PROBLEM DETAILS:
Search the listing for "租赁期间" and copy every line where it appears.

DATA FOR THE TASK:

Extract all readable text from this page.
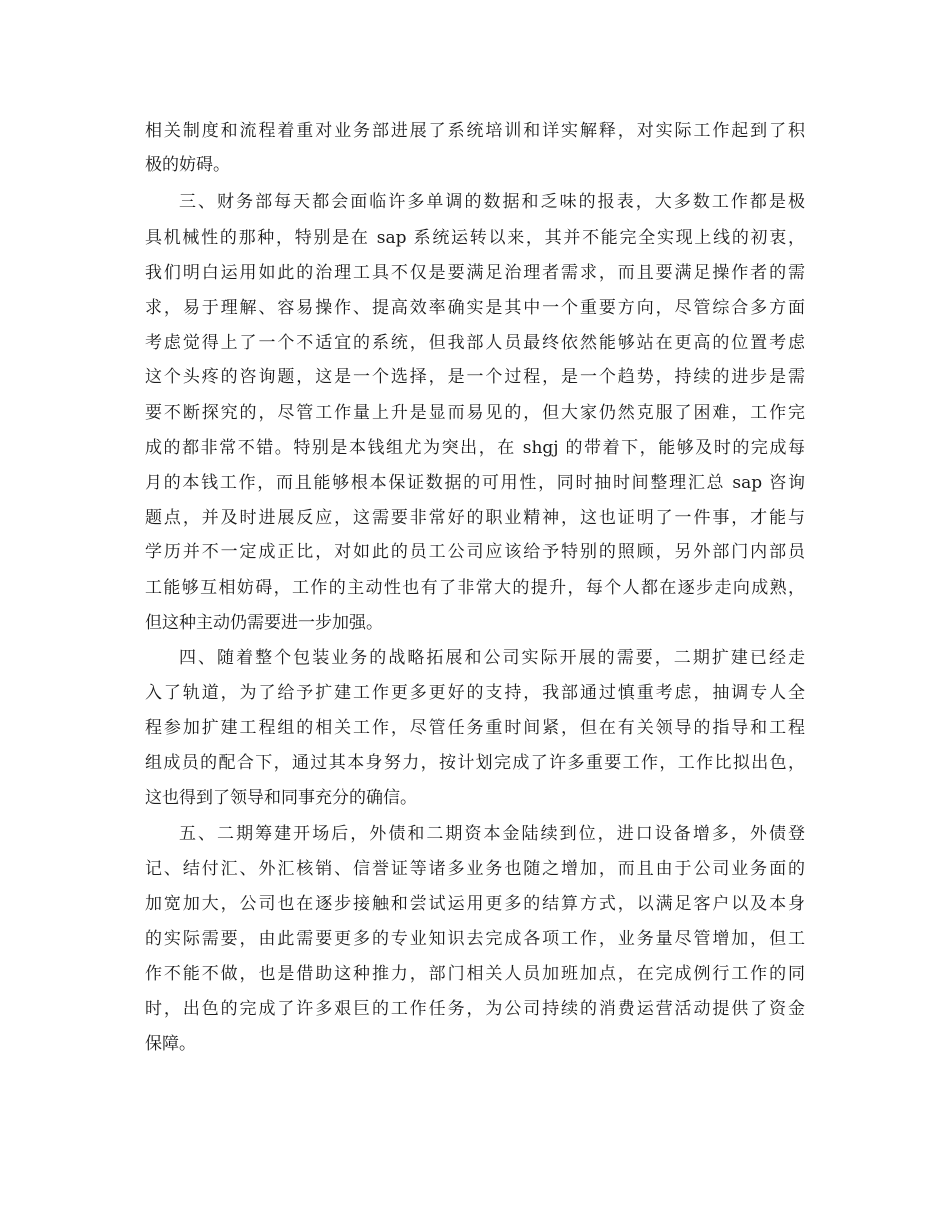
相关制度和流程着重对业务部进展了系统培训和详实解释，对实际工作起到了积
极的妨碍。
三、财务部每天都会面临许多单调的数据和乏味的报表，大多数工作都是极
具机械性的那种，特别是在 sap 系统运转以来，其并不能完全实现上线的初衷，
我们明白运用如此的治理工具不仅是要满足治理者需求，而且要满足操作者的需
求，易于理解、容易操作、提高效率确实是其中一个重要方向，尽管综合多方面
考虑觉得上了一个不适宜的系统，但我部人员最终依然能够站在更高的位置考虑
这个头疼的咨询题，这是一个选择，是一个过程，是一个趋势，持续的进步是需
要不断探究的，尽管工作量上升是显而易见的，但大家仍然克服了困难，工作完
成的都非常不错。特别是本钱组尤为突出，在 shgj 的带着下，能够及时的完成每
月的本钱工作，而且能够根本保证数据的可用性，同时抽时间整理汇总 sap 咨询
题点，并及时进展反应，这需要非常好的职业精神，这也证明了一件事，才能与
学历并不一定成正比，对如此的员工公司应该给予特别的照顾，另外部门内部员
工能够互相妨碍，工作的主动性也有了非常大的提升，每个人都在逐步走向成熟，
但这种主动仍需要进一步加强。
四、随着整个包装业务的战略拓展和公司实际开展的需要，二期扩建已经走
入了轨道，为了给予扩建工作更多更好的支持，我部通过慎重考虑，抽调专人全
程参加扩建工程组的相关工作，尽管任务重时间紧，但在有关领导的指导和工程
组成员的配合下，通过其本身努力，按计划完成了许多重要工作，工作比拟出色，
这也得到了领导和同事充分的确信。
五、二期筹建开场后，外债和二期资本金陆续到位，进口设备增多，外债登
记、结付汇、外汇核销、信誉证等诸多业务也随之增加，而且由于公司业务面的
加宽加大，公司也在逐步接触和尝试运用更多的结算方式，以满足客户以及本身
的实际需要，由此需要更多的专业知识去完成各项工作，业务量尽管增加，但工
作不能不做，也是借助这种推力，部门相关人员加班加点，在完成例行工作的同
时，出色的完成了许多艰巨的工作任务，为公司持续的消费运营活动提供了资金
保障。
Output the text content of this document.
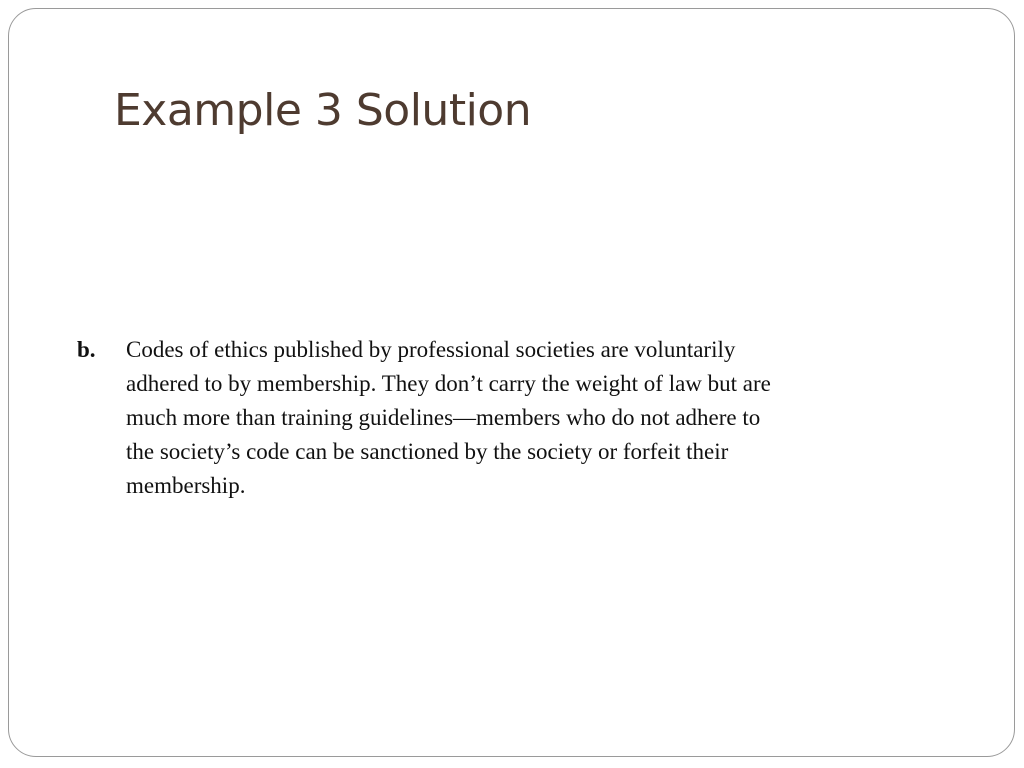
Example 3 Solution
b. Codes of ethics published by professional societies are voluntarily
adhered to by membership. They don’t carry the weight of law but are
much more than training guidelines—members who do not adhere to
the society’s code can be sanctioned by the society or forfeit their
membership.
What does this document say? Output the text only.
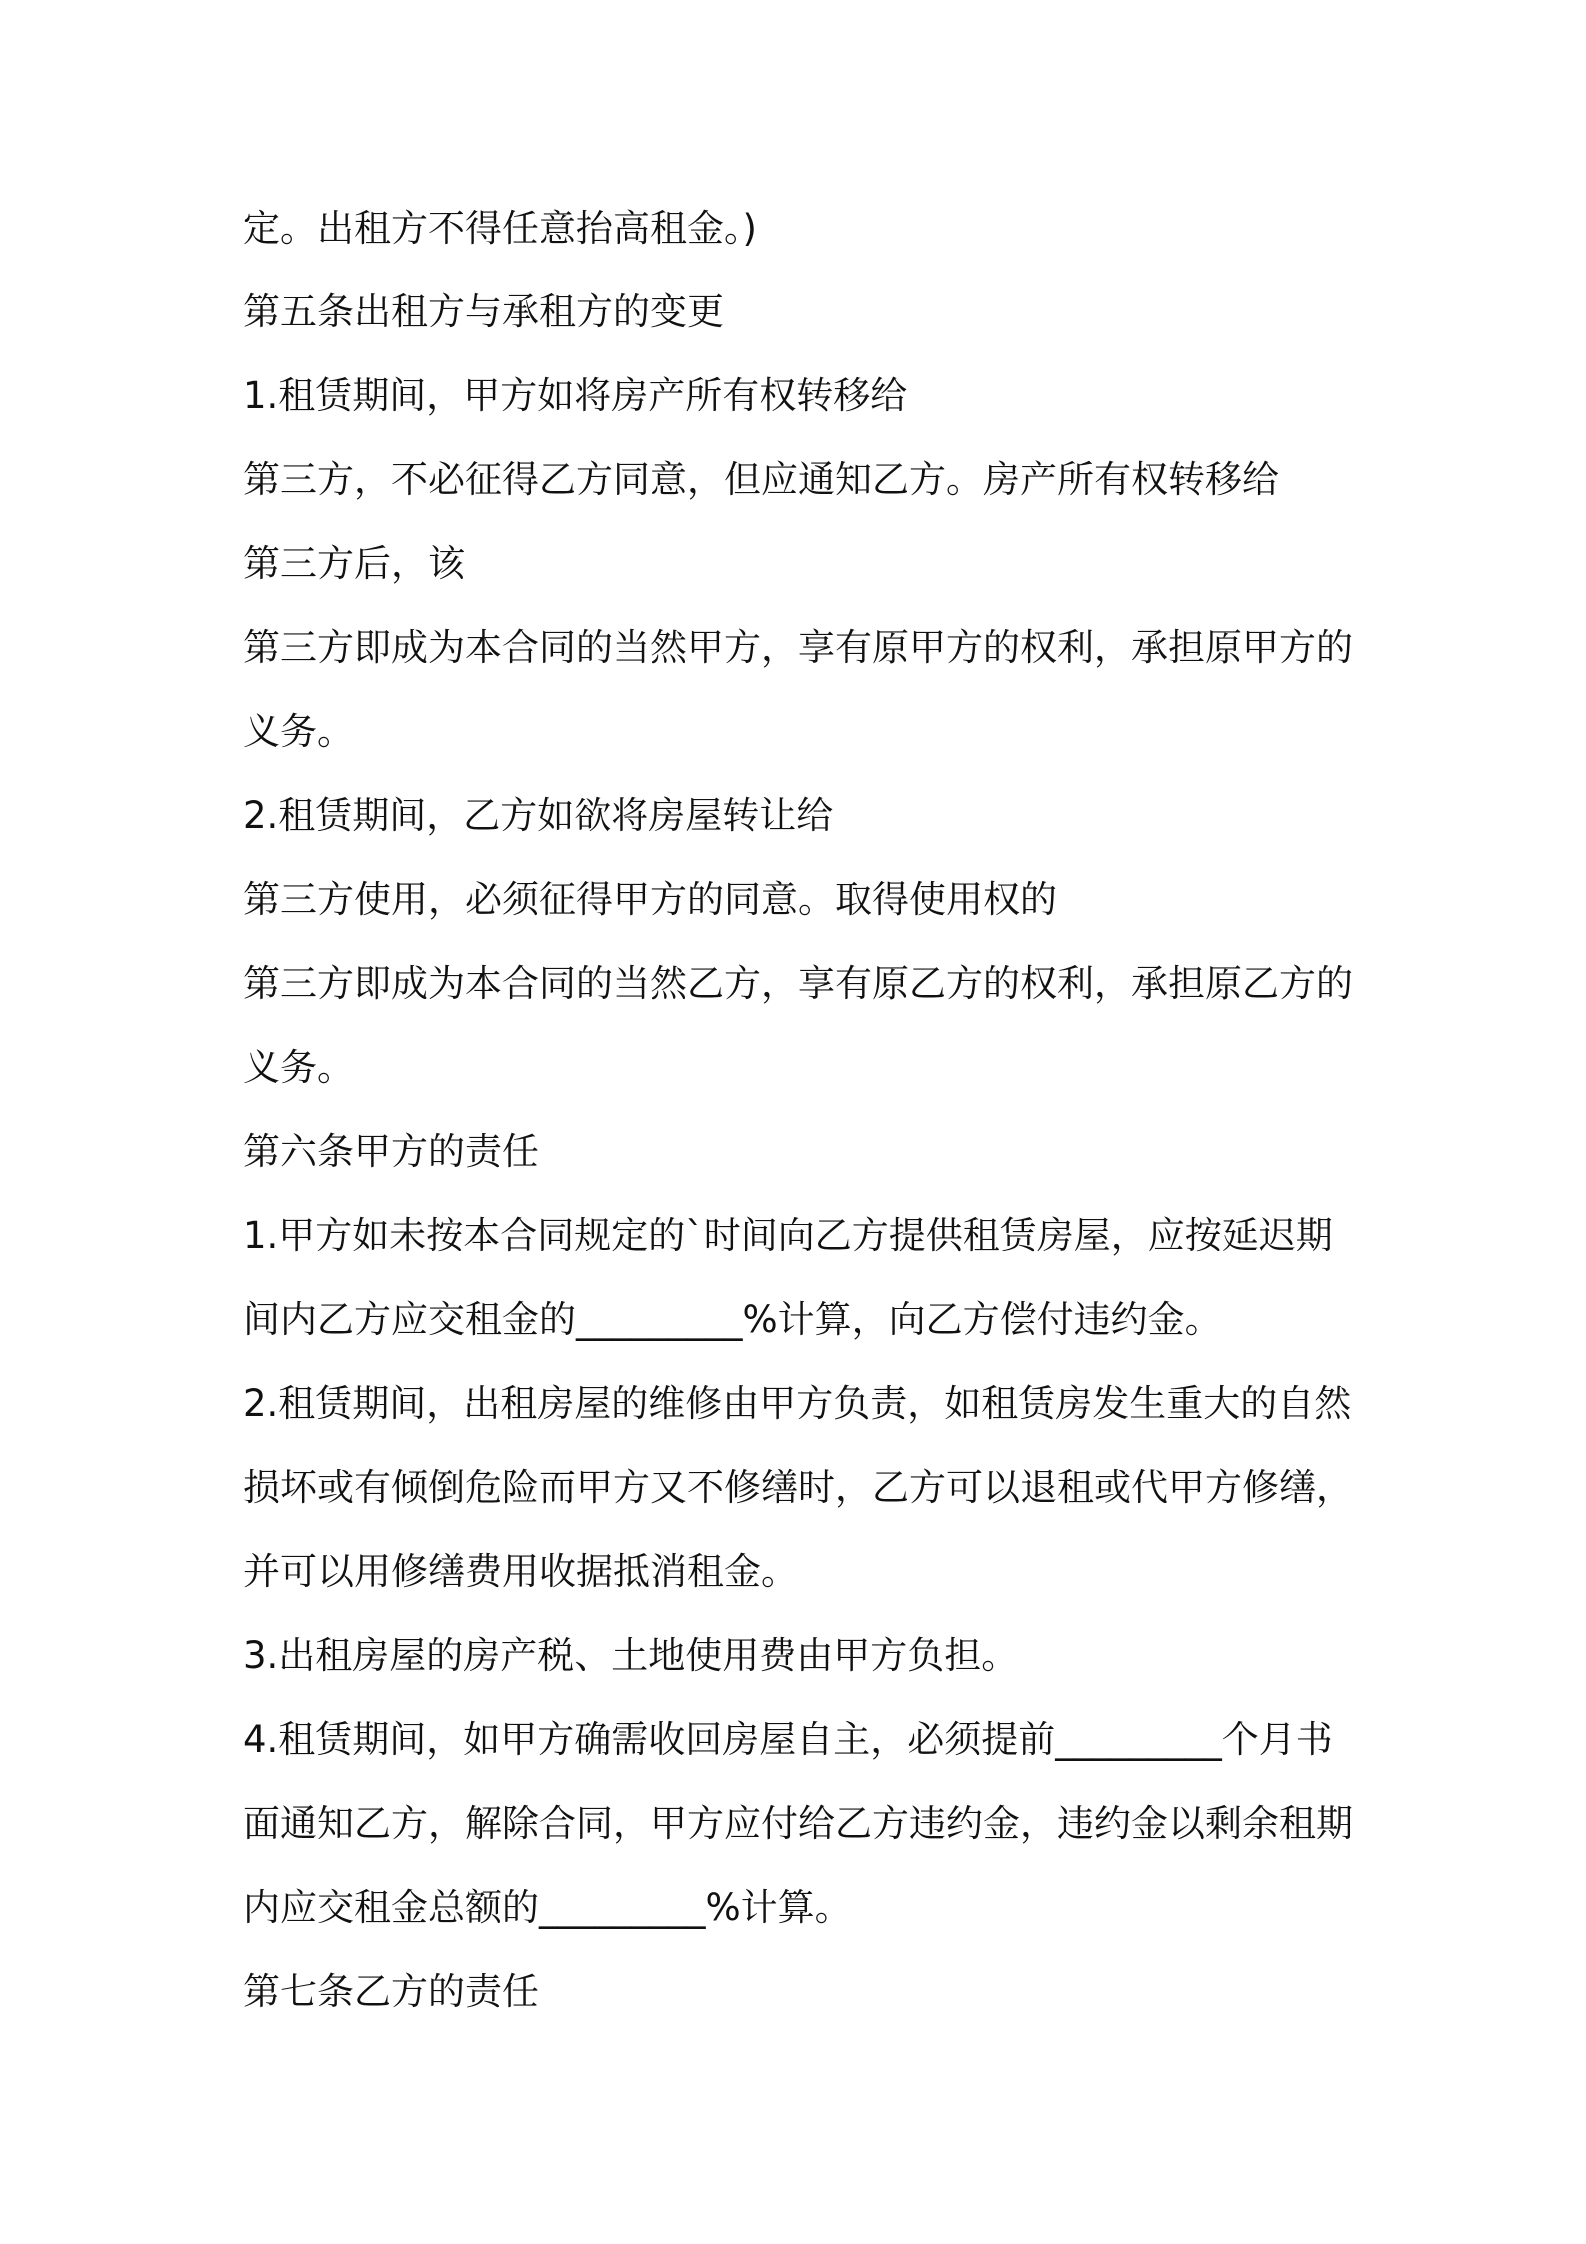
定。出租方不得任意抬高租金。)
第五条出租方与承租方的变更
1.租赁期间，甲方如将房产所有权转移给
第三方，不必征得乙方同意，但应通知乙方。房产所有权转移给
第三方后，该
第三方即成为本合同的当然甲方，享有原甲方的权利，承担原甲方的
义务。
2.租赁期间，乙方如欲将房屋转让给
第三方使用，必须征得甲方的同意。取得使用权的
第三方即成为本合同的当然乙方，享有原乙方的权利，承担原乙方的
义务。
第六条甲方的责任
1.甲方如未按本合同规定的`时间向乙方提供租赁房屋，应按延迟期
间内乙方应交租金的_________%计算，向乙方偿付违约金。
2.租赁期间，出租房屋的维修由甲方负责，如租赁房发生重大的自然
损坏或有倾倒危险而甲方又不修缮时，乙方可以退租或代甲方修缮，
并可以用修缮费用收据抵消租金。
3.出租房屋的房产税、土地使用费由甲方负担。
4.租赁期间，如甲方确需收回房屋自主，必须提前_________个月书
面通知乙方，解除合同，甲方应付给乙方违约金，违约金以剩余租期
内应交租金总额的_________%计算。
第七条乙方的责任
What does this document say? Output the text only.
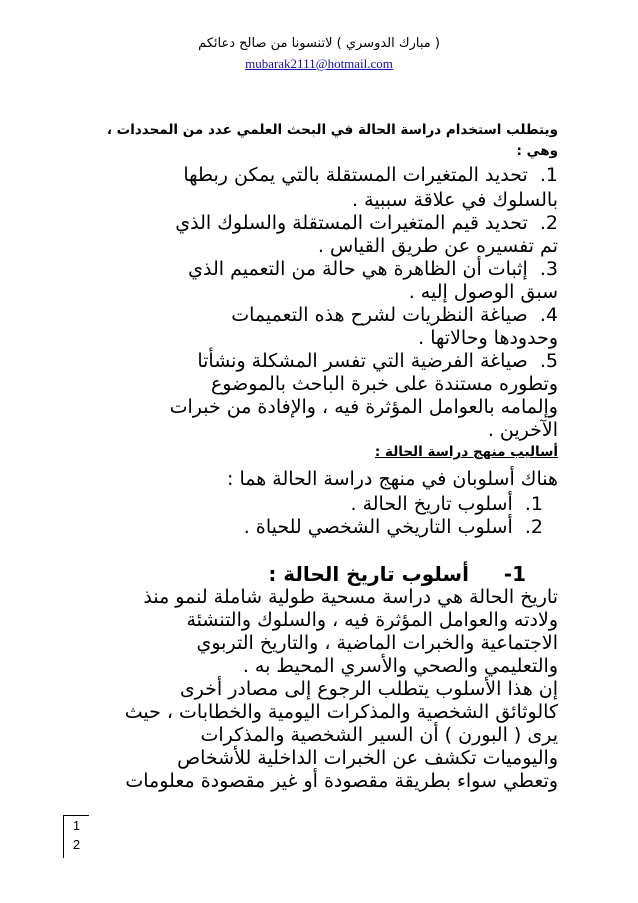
( مبارك الدوسري ) لاتنسونا من صالح دعائكم
mubarak2111@hotmail.com
ويتطلب استخدام دراسة الحالة في البحث العلمي عدد من المحددات ،
وهي :
1.  تحديد المتغيرات المستقلة بالتي يمكن ربطها
بالسلوك في علاقة سببية .
2.  تحديد قيم المتغيرات المستقلة والسلوك الذي
تم تفسيره عن طريق القياس .
3.  إثبات أن الظاهرة هي حالة من التعميم الذي
سبق الوصول إليه .
4.  صياغة النظريات لشرح هذه التعميمات
وحدودها وحالاتها .
5.  صياغة الفرضية التي تفسر المشكلة ونشأتا
وتطوره مستندة على خبرة الباحث بالموضوع
وإلمامه بالعوامل المؤثرة فيه ، والإفادة من خبرات
الآخرين .
أساليب منهج دراسة الحالة :
هناك أسلوبان في منهج دراسة الحالة هما :
1.  أسلوب تاريخ الحالة .
2.  أسلوب التاريخي الشخصي للحياة .
1-     أسلوب تاريخ الحالة :
تاريخ الحالة هي دراسة مسحية طولية شاملة لنمو منذ
ولادته والعوامل المؤثرة فيه ، والسلوك والتنشئة
الاجتماعية والخبرات الماضية ، والتاريخ التربوي
والتعليمي والصحي والأسري المحيط به .
إن هذا الأسلوب يتطلب الرجوع إلى مصادر أخرى
كالوثائق الشخصية والمذكرات اليومية والخطابات ، حيث
يرى ( البورن ) أن السير الشخصية والمذكرات
واليوميات تكشف عن الخبرات الداخلية للأشخاص
وتعطي سواء بطريقة مقصودة أو غير مقصودة معلومات
1
2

EXERCISE ANSWER:
1.租赁期间，甲方如将房产所有权转移给
2.租赁期间，乙方如欲将房屋转让给
2.租赁期间，出租房屋的维修由甲方负责，如租赁房发生重大的自然
4.租赁期间，如甲方确需收回房屋自主，必须提前_________个月书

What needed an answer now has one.